— BEGIN —

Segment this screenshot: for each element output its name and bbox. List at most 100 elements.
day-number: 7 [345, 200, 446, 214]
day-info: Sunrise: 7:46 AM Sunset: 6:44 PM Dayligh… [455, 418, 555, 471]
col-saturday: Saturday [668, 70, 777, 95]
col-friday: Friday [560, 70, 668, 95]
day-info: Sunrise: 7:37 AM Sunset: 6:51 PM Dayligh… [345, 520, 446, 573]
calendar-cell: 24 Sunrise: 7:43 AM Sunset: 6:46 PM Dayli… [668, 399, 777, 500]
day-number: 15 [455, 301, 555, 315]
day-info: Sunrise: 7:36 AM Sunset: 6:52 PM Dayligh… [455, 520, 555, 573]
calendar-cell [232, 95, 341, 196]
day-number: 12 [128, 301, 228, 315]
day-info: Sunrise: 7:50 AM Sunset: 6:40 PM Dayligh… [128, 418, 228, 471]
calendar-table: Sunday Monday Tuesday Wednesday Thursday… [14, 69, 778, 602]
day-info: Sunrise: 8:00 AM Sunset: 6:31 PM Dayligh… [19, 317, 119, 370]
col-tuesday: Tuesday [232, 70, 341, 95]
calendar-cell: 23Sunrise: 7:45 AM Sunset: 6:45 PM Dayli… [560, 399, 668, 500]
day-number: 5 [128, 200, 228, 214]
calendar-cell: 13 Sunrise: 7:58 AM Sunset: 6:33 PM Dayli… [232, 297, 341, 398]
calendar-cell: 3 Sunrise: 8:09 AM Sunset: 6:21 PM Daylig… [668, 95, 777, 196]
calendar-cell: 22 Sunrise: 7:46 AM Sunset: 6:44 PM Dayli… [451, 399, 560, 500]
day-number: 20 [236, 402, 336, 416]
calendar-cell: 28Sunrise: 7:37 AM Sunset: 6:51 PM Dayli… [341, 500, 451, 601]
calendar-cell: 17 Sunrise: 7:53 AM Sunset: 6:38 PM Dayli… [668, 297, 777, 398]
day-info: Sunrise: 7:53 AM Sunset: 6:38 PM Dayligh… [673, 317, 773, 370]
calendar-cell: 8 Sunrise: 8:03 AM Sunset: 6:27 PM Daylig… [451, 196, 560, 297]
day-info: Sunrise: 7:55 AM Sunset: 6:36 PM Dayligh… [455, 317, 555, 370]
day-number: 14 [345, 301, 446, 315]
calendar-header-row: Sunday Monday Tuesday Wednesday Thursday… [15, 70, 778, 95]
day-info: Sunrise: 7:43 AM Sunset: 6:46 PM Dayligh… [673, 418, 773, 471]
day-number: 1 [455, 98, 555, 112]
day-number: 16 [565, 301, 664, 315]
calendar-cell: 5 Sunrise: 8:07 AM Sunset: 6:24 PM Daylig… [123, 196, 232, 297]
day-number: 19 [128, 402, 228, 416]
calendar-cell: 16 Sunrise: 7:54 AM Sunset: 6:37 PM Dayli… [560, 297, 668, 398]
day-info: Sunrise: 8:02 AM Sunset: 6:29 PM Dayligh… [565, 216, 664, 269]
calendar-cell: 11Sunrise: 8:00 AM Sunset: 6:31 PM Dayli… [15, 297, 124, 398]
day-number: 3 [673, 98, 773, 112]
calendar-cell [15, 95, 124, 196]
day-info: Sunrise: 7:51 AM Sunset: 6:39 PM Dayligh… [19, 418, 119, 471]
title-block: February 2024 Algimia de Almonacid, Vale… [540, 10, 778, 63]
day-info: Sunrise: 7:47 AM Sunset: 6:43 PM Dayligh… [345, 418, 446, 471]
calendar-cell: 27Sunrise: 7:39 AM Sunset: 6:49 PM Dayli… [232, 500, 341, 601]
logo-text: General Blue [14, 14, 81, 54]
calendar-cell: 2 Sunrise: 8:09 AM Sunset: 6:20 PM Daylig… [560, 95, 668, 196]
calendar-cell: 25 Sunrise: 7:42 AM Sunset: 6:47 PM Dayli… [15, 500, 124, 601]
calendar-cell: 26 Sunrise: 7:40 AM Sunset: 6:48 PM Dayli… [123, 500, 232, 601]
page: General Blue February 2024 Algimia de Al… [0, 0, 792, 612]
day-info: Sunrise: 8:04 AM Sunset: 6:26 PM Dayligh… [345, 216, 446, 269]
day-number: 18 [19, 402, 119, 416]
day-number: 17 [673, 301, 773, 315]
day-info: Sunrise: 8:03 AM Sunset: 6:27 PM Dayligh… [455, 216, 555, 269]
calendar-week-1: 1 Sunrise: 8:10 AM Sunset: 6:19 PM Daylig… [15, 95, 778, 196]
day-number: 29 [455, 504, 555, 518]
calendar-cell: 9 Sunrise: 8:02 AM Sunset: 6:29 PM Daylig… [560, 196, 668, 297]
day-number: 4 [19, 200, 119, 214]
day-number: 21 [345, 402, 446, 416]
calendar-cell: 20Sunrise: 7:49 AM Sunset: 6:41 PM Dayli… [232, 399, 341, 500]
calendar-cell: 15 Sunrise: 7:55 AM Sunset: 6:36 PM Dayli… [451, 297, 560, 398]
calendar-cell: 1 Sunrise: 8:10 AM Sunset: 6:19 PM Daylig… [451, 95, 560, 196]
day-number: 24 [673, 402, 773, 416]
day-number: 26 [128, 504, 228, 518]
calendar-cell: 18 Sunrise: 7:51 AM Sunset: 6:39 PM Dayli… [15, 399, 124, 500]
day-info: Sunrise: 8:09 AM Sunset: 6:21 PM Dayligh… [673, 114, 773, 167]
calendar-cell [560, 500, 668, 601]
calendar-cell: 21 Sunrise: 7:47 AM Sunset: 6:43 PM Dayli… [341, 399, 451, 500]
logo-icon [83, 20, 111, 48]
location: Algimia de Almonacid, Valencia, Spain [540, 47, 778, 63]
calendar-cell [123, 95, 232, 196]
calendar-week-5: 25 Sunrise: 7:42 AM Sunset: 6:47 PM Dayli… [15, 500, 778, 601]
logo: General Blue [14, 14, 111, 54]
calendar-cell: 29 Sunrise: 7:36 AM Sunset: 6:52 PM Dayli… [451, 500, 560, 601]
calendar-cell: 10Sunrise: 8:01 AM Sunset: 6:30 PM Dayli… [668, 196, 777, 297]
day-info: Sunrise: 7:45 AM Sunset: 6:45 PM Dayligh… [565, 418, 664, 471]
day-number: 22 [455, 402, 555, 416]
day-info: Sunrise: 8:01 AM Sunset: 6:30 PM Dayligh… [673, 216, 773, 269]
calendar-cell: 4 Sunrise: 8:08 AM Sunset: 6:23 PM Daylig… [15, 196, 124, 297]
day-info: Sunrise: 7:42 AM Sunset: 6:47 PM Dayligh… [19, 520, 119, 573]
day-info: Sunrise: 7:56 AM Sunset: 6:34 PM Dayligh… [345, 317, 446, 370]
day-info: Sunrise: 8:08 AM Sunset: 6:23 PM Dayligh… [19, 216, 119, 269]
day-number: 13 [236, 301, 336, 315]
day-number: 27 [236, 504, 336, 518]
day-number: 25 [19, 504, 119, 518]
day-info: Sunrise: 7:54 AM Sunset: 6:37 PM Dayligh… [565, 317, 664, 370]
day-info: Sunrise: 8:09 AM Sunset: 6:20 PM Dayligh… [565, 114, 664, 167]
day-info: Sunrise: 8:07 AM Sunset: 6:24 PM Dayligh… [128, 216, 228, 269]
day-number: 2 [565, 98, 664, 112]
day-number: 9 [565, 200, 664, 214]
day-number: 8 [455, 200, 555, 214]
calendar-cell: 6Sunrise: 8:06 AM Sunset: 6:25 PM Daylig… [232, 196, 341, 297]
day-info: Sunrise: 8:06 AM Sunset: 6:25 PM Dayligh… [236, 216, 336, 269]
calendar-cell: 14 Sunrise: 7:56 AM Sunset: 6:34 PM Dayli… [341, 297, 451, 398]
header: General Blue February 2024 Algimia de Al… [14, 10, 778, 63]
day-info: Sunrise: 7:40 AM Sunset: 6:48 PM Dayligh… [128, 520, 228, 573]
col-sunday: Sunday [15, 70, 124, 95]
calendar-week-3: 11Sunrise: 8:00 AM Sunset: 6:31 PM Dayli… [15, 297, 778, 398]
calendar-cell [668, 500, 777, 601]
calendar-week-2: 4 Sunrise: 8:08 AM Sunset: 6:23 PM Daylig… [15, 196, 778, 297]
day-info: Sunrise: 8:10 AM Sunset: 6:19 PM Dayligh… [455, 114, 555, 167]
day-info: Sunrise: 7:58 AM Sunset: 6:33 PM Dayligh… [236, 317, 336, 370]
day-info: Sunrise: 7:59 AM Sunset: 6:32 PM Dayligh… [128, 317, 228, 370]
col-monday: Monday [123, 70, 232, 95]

— END —

Directions: Copy the rows word for word, from the first row up to and including the first row that contains "day-info: Sunrise: 8:00".

Correct result:
Segment this screenshot: for each element output its name and bbox. List at most 100 elements.
day-number: 7 [345, 200, 446, 214]
day-info: Sunrise: 7:46 AM Sunset: 6:44 PM Dayligh… [455, 418, 555, 471]
col-saturday: Saturday [668, 70, 777, 95]
col-friday: Friday [560, 70, 668, 95]
day-info: Sunrise: 7:37 AM Sunset: 6:51 PM Dayligh… [345, 520, 446, 573]
calendar-cell: 24 Sunrise: 7:43 AM Sunset: 6:46 PM Dayli… [668, 399, 777, 500]
day-number: 15 [455, 301, 555, 315]
day-info: Sunrise: 7:36 AM Sunset: 6:52 PM Dayligh… [455, 520, 555, 573]
calendar-cell [232, 95, 341, 196]
day-number: 12 [128, 301, 228, 315]
day-info: Sunrise: 7:50 AM Sunset: 6:40 PM Dayligh… [128, 418, 228, 471]
calendar-table: Sunday Monday Tuesday Wednesday Thursday… [14, 69, 778, 602]
day-info: Sunrise: 8:00 AM Sunset: 6:31 PM Dayligh… [19, 317, 119, 370]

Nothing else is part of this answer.